+++ Texte de l'exercice

Le même terme nominal relativisé est conservé dans la traduction coréenne comme dans la construction française ([nothwehan kwOnlyOkka] (b) = vieux professionnel du pouvoir (a)), alors que la fonction syntaxique assumée par ce nominal relativisé à l’intérieur de la relative est différente dans la construction respective de chaque langue. A la différence du cas précédent, la permutation de ce constituant nominal avec l’autre [cONchika] (l’homme politique) n’est pas obligatoire à la suite de l’échange des fonctions d’attribut et de sujet. Il apparaît que ces deux constituants nominaux présentant le même degré de force référentielle, sont interchangeables sans contrainte, entre les positions de sujet et d’attribut ou inversement.

On observe tout de même des cas de traduction coréenne effectuée de cette façon, mais qui ne sont pas acceptables d’un point de vue logico-sémantique.

  • (Ex9)

  • (a) De plus en plus, il ressemblait à la vieille dame qu ’avait été sa mère[Im.49]

  • (b) cOmcOm tO /1/ kI-nIn /2/ k I - I i /3/ O m O ni-y- O ss-t O- n /4/ k I -nopuin-Il /5/ talm-akass-tOn-kOsi-ta /6/ [Trad. Im. 51]

  • de plus en plus /1/ lui-p.top /2/ lui-p.génit /3/ mère-être-acc-remémoratif-SD /4/ cette-vieille dame-p.accus. /5/ VC aller ressembler-acc-ST.décl /6/

  • → De plus en plus, il ressemblait à la vieille dame qui avait été sa mère.

++++++

_Tâches à réaliser:_
a) Expliquez en une à trois phrases pourquoi, selon le texte sur la traduction coréenne des relatives, la permutation du constituant nominal avec [cONchika] (l'homme politique) n'est pas obligatoire.
b) Poursuivez, s'il vous plaît, le texte sur la traduction coréenne des relatives à partir de sa dernière phrase.

+++ Matériel extrait

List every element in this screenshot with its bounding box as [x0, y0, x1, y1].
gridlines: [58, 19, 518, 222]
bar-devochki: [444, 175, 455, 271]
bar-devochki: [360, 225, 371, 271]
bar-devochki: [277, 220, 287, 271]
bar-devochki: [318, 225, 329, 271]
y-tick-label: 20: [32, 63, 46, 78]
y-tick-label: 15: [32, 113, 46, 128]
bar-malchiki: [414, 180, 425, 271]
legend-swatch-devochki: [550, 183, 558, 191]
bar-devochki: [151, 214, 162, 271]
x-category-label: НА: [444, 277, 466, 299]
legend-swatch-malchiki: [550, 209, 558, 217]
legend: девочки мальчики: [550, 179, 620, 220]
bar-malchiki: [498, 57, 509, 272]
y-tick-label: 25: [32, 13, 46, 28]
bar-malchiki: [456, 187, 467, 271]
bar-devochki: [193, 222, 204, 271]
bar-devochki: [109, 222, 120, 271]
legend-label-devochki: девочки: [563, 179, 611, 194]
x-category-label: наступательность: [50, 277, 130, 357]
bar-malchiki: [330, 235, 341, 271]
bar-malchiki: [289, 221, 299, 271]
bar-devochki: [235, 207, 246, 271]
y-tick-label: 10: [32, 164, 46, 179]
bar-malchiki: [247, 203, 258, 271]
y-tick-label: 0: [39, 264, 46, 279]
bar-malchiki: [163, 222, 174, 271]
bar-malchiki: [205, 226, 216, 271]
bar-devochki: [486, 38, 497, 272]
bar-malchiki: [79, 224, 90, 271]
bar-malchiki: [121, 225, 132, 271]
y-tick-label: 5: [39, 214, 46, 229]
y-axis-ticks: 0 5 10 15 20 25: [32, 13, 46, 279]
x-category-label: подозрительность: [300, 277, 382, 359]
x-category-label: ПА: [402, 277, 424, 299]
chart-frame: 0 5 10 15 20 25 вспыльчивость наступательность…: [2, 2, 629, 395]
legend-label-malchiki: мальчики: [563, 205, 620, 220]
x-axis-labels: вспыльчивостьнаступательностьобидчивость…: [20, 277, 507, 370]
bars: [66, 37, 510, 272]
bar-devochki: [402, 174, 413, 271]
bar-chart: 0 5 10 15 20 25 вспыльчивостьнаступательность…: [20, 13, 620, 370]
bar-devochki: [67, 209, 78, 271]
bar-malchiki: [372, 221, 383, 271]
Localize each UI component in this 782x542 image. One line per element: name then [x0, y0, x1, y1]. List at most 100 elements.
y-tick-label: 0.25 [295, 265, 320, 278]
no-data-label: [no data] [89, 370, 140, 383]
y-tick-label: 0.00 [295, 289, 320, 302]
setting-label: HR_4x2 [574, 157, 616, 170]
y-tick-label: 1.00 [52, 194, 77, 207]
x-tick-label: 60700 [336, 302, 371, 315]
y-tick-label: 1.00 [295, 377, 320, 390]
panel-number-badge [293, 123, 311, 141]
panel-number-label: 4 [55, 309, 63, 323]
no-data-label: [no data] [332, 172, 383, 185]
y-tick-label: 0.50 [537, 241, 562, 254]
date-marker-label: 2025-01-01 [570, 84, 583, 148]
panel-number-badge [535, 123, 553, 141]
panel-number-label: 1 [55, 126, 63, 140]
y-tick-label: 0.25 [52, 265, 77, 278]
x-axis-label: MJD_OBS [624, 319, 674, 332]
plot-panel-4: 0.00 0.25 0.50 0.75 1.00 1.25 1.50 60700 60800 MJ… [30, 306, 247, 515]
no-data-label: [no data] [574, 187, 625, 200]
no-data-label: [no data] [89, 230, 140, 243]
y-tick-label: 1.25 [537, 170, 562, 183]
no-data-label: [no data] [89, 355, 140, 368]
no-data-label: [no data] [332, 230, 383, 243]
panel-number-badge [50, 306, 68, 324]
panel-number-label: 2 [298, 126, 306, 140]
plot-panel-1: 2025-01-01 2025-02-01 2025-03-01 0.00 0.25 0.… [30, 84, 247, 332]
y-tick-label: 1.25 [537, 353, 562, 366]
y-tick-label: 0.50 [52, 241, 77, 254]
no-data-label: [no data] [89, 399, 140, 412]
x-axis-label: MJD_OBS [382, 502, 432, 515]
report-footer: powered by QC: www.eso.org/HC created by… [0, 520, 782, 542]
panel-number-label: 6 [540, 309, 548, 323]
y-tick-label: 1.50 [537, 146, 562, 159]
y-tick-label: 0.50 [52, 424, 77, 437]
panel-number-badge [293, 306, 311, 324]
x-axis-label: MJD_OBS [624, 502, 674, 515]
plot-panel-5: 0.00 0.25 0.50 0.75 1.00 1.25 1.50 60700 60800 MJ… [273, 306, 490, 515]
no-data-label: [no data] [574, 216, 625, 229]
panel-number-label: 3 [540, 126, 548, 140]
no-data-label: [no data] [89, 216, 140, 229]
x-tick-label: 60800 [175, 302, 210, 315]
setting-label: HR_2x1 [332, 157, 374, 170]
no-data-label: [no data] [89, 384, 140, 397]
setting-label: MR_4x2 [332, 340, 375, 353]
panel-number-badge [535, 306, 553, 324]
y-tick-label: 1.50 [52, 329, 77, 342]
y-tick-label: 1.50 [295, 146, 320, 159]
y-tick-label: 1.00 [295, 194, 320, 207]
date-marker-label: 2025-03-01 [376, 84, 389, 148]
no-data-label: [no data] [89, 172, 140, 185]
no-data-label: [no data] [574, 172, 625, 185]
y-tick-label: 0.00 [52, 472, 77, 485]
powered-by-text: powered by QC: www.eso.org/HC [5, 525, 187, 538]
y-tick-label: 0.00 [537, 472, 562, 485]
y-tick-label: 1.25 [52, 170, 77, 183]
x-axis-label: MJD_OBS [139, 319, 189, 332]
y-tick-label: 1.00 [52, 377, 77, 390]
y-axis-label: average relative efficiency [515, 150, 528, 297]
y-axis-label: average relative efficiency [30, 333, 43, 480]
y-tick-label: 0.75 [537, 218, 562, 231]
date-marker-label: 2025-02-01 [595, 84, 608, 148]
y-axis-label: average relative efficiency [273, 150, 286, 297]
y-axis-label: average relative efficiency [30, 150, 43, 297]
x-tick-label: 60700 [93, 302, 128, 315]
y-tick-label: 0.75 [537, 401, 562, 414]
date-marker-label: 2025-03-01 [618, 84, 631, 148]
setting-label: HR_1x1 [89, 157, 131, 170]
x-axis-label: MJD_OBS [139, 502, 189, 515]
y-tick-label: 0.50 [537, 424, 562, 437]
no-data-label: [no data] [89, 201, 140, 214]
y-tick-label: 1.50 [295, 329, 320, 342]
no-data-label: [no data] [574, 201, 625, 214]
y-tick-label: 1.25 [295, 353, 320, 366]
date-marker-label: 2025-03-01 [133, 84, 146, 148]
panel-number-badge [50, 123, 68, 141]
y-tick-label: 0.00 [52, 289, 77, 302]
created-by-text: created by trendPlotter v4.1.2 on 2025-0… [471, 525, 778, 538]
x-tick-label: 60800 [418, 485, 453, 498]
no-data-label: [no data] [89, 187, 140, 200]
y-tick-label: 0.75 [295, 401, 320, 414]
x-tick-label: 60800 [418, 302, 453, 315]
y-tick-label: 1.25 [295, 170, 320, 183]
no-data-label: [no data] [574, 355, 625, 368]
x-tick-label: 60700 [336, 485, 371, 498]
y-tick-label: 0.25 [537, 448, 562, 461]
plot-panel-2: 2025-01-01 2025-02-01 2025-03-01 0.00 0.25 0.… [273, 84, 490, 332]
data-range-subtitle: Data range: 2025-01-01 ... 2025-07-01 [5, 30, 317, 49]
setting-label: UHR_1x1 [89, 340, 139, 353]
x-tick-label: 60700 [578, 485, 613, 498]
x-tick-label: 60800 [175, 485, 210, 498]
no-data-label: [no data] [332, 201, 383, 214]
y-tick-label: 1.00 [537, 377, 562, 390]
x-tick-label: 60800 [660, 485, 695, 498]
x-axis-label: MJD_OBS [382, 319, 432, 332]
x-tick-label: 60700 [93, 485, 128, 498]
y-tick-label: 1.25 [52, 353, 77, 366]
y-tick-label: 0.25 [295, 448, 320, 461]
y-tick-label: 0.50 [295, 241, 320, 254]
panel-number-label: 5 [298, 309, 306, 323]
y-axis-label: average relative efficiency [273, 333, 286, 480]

++++++

_Réponses dans l'ordre:_
a) Cette permutation n'est pas obligatoire parce que les deux constituants nominaux, [nothwehan kwOnlyOkka] (vieux professionnel du pouvoir) et [cONchika] (l'homme politique), présentent le même degré de force référentielle. Ils sont donc interchangeables sans contrainte entre les positions de sujet et d'attribut.

b)
Comme dans le cas de l’exemple précédent, on constate ici également que la relative du français (qu’était sa mère) et son équivalent coréen signifiant (qui était sa mère) ont pour terme nominal relativisé le même syntagme nominal, à savoir vieille dame = [nopuin], mais qu’il n’a pas la même fonction à l’intérieur de la construction respective : c’est l’attribut en français et le sujet en coréen. Mais si l’on s’arrête sur la solution choisie qui signifie Il ressemblait à la vieille dame qui avait été sa mère, on s’aperçoit que cette solution laisse supposer que cette femme, qui avait été sa mère, ne l’était plus au moment considéré. Ceci est évidemment absurde. Cette solution aurait été acceptable si le texte avait comparé cet homme avec une ancienne épouse : ‘il ressemblait à la vieille dame qui avait été sa femme’ (et qui avait cessé de l’être). Ce qui est admissible pour une épouse ne l’est pas pour une mère, une mère ne pouvant jamais cesser d’être mère.

Notes
157.

T. Givón (1984, 658)

« a) the lexical-semantic case-frame of the subordinate verb;

b) the lexical identity of the missing argument-read off the head-noun; and

c) the case-roles of the other arguments in the REL-clause, which are presumably undeleted and case-marked in the normal way. »

158.

Notons que la particule nominative [ka/i] n’apparaît pas après l’attribut, lorsque le verbe copule est de forme affirmative [ita], tandis qu’elle figure après l’attribut lorsque le verbe copule est de forme négative [anita]. Quant à un autre verbe attributif comme [tweta] (devenir), la particule nominative fait son apparition après l’attribut, que ce verbe soit de forme affirmative ou négative.

159.

Dans des constructions attributives comme celles que nous prenons ici comme exemples, l’attribut étant un constituant nominal défini (ou un nom propre, ou encore un pronom), il est naturel que son sujet soit aussi un nominal défini plutôt qu’un indéfini. De ce fait, pour marquer le caractère défini du sujet, une particule topique dite aussi thématique [nIn/In] est préférable à une particule nominative [ka/i] qui, au-delà de son rôle de marquage casuel, indique d’un point de vue discursif le caractère indéfini du sujet. C’est pourquoi nous avons remplacé la particule nominative [ka/i] par la particule thématique [nIn/In] pour marquer le sujet défini de chacun des exemples suivants. Dans ce contexte, les particules [ka/i] et [nIn/In] jouent des rôles comparables à ceux de l’article indéfini et de l’article défini en français.

160.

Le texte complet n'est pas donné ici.